### PASSAGE PROVIDED
------------------------------------------------
Don't overlook the JBL WGTi line and the Dayton RS HF line for IB in the car too.


----------



## theoldguy (Nov 17, 2009)

Home | "Cult of the Infinitely Baffled" Hear The Bass, Not The Box The definitive online resource for Infinite Baffle subwoofer design Established 1999

you just got schooled


----------



## jbowers (May 3, 2009)

thehatedguy said:


> Don't overlook the JBL WGTi line and the Dayton RS HF line for IB in the car too.


The Daytons sure do look nice, especially for the price. I had an idea that's probably ridiculously complicated and may do nothing, but I'm game for trying. Looking at my deck, the only significant hole is the factory sub mount, otherwise it's pretty much solid metal. Let's say I mount the baffle firing into the rear seatbacks, and mold a duct from in front of the baffle into the factory sub mount location. Too much work? Or should I just cut out the ski pass?

This is what happens when I'm on vacation with too much time on my hands.


----------



## jbowers (May 3, 2009)

theoldguy said:


> Home | "Cult of the Infinitely Baffled" Hear The Bass, Not The Box The definitive online resource for Infinite Baffle subwoofer design Established 1999
> 
> you just got schooled


Looks like I know what I'm doing for the rest of the day.


----------



## thehatedguy (May 4, 2007)

The Dayton has parameters that are pretty similar to the other big guys...and some nice copper in the motor. I have had the HF15 in my car for a long time now. I wanted the JBL WGTi15, but my wallet said "no." Though a smart man once told me to buy once, cry once.

I would have to see a picture of your trunk to comment on the install part of things.


----------



## jbowers (May 3, 2009)

thehatedguy said:


> The Dayton has parameters that are pretty similar to the other big guys...and some nice copper in the motor. I have had the HF15 in my car for a long time now. I wanted the JBL WGTi15, but my wallet said "no." Though a smart man once told me to buy once, cry once.
> 
> I would have to see a picture of your trunk to comment on the install part of things.


I was looking at the Ultimax, which looks like it's got an advantage over the HF in terms of xmax and power handling but a bit smaller sd. I do like the idea of the sleeved pole piece for distortion reduction.
------------------------------------------------
### ENTRIES

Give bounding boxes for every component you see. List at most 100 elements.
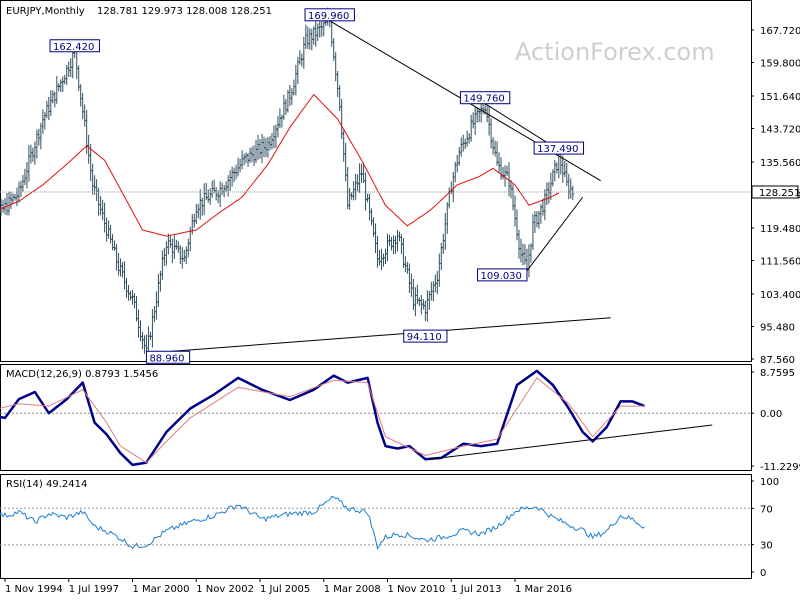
price-bar (543, 189, 547, 221)
price-bar (320, 21, 324, 37)
price-bar (172, 235, 176, 259)
price-bar (336, 71, 340, 98)
price-bar (176, 241, 180, 253)
price-bar (150, 309, 154, 348)
price-bar (316, 23, 320, 41)
price-bar (439, 242, 443, 270)
price-bar (533, 211, 537, 233)
price-bar (238, 158, 242, 173)
price-bar (374, 223, 378, 254)
price-bar (208, 188, 212, 205)
price-bar (511, 184, 515, 211)
price-bar (210, 180, 214, 198)
price-bar (393, 235, 397, 255)
price-bar (37, 128, 41, 146)
watermark: ActionForex.com (515, 38, 715, 66)
price-trendline (526, 196, 584, 272)
x-tick-label: 1 Mar 2016 (515, 584, 572, 595)
moving-average-line (0, 93, 560, 237)
price-bar (35, 129, 39, 159)
price-bar (304, 24, 308, 49)
price-y-tick-label: 151.640 (760, 92, 800, 103)
price-bar (125, 278, 129, 298)
price-bar (360, 163, 364, 183)
price-bar (457, 147, 461, 166)
price-bar (198, 189, 202, 220)
price-bar (132, 293, 136, 309)
price-bar (115, 244, 119, 271)
price-bar (240, 150, 244, 170)
price-bar (194, 203, 198, 225)
price-bar (419, 294, 423, 315)
price-bar (19, 180, 23, 198)
price-bar (184, 246, 188, 265)
price-bar (39, 122, 43, 150)
price-bar (306, 26, 310, 49)
price-bar (156, 273, 160, 308)
current-price-tag: 128.251 (751, 185, 800, 199)
price-y-tick-label: 87.560 (760, 355, 795, 366)
price-bar (370, 208, 374, 226)
x-tick-label: 1 Jul 2005 (260, 584, 310, 595)
price-bar (228, 170, 232, 191)
price-annotation: 149.760 (459, 91, 511, 105)
price-bar (435, 270, 439, 295)
x-tick-label: 1 Jul 1997 (69, 584, 119, 595)
price-bar (107, 220, 111, 239)
price-bar (254, 139, 258, 163)
price-bar (553, 160, 557, 182)
price-bar (53, 91, 57, 108)
price-bar (298, 50, 302, 65)
price-bar (11, 193, 15, 205)
price-annotation: 137.490 (533, 141, 585, 155)
price-y-tick-label: 135.560 (760, 158, 800, 169)
price-bar (545, 182, 549, 206)
price-bar (43, 111, 47, 130)
macd-layer (0, 369, 751, 467)
price-bar (29, 144, 33, 164)
price-bar (417, 297, 421, 307)
price-bar (531, 214, 535, 250)
price-bar (467, 133, 471, 144)
price-bar (99, 196, 103, 216)
price-bar (256, 134, 260, 161)
price-annotation: 94.110 (403, 329, 448, 343)
macd-y-tick-label: 0.00 (760, 409, 782, 420)
price-bar (405, 261, 409, 274)
annotation-label: 94.110 (407, 332, 442, 343)
price-bar (415, 284, 419, 305)
price-bar (15, 187, 19, 207)
price-bar (162, 248, 166, 266)
price-bar (230, 166, 234, 187)
price-bar (127, 285, 131, 301)
price-bar (81, 92, 85, 120)
price-bar (91, 163, 95, 195)
annotation-box (49, 39, 100, 53)
x-tick-label: 1 Nov 2002 (196, 584, 254, 595)
price-bar (441, 233, 445, 254)
price-bar (49, 90, 53, 116)
price-bar (382, 253, 386, 267)
rsi-title: RSI(14) 49.2414 (6, 479, 87, 490)
price-bar (477, 108, 481, 123)
x-tick-label: 1 Nov 1994 (5, 584, 63, 595)
price-bar (431, 281, 435, 302)
price-bar (186, 238, 190, 258)
macd-trendline (429, 424, 713, 460)
price-bar (376, 236, 380, 268)
price-bar (131, 289, 134, 305)
price-bar (61, 76, 65, 92)
rsi-y-tick-label: 100 (760, 477, 779, 488)
macd-line (0, 369, 645, 467)
annotation-box (459, 91, 511, 105)
price-bar (346, 167, 350, 210)
price-bar (226, 175, 230, 197)
price-bar (168, 234, 172, 248)
price-bar (501, 166, 505, 180)
price-bar (200, 197, 204, 216)
price-bar (423, 300, 427, 321)
price-bar (300, 53, 304, 67)
price-bar (290, 88, 294, 105)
------------------------------------------------
### TO BE DONE
1. Answer these about the subwoofer thread:
(a) Which Dayton subwoofer has thehatedguy had in the car for a long time?
(b) According to jbowers, what is the only significant hole in the deck?
(c) Which feature does jbowers like for reducing distortion?
2. Please carry on the subwoofer thread from its last post.

### WRITTEN ANSWERS
1.
(a) The HF15.
(b) The factory sub mount.
(c) The sleeved pole piece.

2.
Ultimax

Resonant Frequency (Fs)19.5 Hz
DC Resistance (Re)3.4 ohms
Voice Coil Inductance (Le)1.31 mH
Mechanical Q (Qms)2.4
Electromagnetic Q (Qes)0.59
Total Q (Qts)0.47
Compliance Equivalent Volume (Vas)7.92 ft.³
Mechanical Compliance of Suspension (Cms)0.24 mm/N
BL Product (BL)14.1 Tm
Diaphragm Mass Inc. Airload (Mms)279.4g
Maximum Linear Excursion (Xmax)19 mm
Surface Area of Cone (Sd)814.6 cm²

HF

Resonant Frequency (Fs)18 Hz
DC Resistance (Re)3.3 ohms
Voice Coil Inductance (Le)1 mH
Mechanical Q (Qms)3.1
Electromagnetic Q (Qes)0.49
Total Q (Qts)0.42
Compliance Equivalent Volume (Vas)9.95 ft.³
Mechanical Compliance of Suspension (Cms)0.28 mm/N
BL Product (BL)14.67 Tm
Diaphragm Mass Inc. Airload (Mms)282.6g
Maximum Linear Excursion (Xmax)14 mm
Surface Area of Cone (Sd)829.6 cm²

I'll take a few trunk pictures today so you have an idea what I'm working with.


----------



## cajunner (Apr 13, 2007)

jbowers said:


> I was looking at the Ultimax, which looks like it's got an advantage over the HF in terms of xmax and power handling but a bit smaller sd. I do like the idea of the sleeved pole piece for distortion reduction.
> 
> Ultimax
> 
> ...


those two are almost within manufacturer tolerances for the same speaker, except for cone throw.


like, they made one a little smaller around, so the surround could extend an extra 5mm each way.

depending on tuning, either one of these should be pretty nice in IB.


----------



## Beckerson1 (Jul 3, 2012)

jbowers said:


> I was looking at the Ultimax, which looks like it's got an advantage over the HF in terms of xmax and power handling but a bit smaller sd. I do like the idea of the sleeved pole piece for distortion reduction.
> 
> Ultimax
> 
> ...



I looked at both of those. Seeing that Xmax in IB is one of the huge factors I chose the Ultimax. Plus it models quite well sealed.

Bought two 15" Ultimax subs last weekend at the Tent sale at PE.


----------



## jbowers (May 3, 2009)

cajunner said:


> those two are almost within manufacturer tolerances for the same speaker, except for cone throw.
> 
> 
> like, they made one a little smaller around, so the surround could extend an extra 5mm each way.
> ...


Sweet. I think I'll pull the trigger on a pair of the Ultimax this week. Once I get everything else I'll start a build log and we'll see how these do.


----------



## jbowers (May 3, 2009)

Beckerson1 said:


> I looked at both of those. Seeing that Xmax in IB is one of the huge factors I chose the Ultimax.
> 
> Bought two 15" Ultimax subs last weekend at the Tent sale at PE.


Noice! I saw your post in another thread about the purchase. What car are you putting yours in?


----------



## theoldguy (Nov 17, 2009)

jbowers said:


> Looks like I know what I'm doing for the rest of the day.


ya google searches can do that to you


----------



## jbowers (May 3, 2009)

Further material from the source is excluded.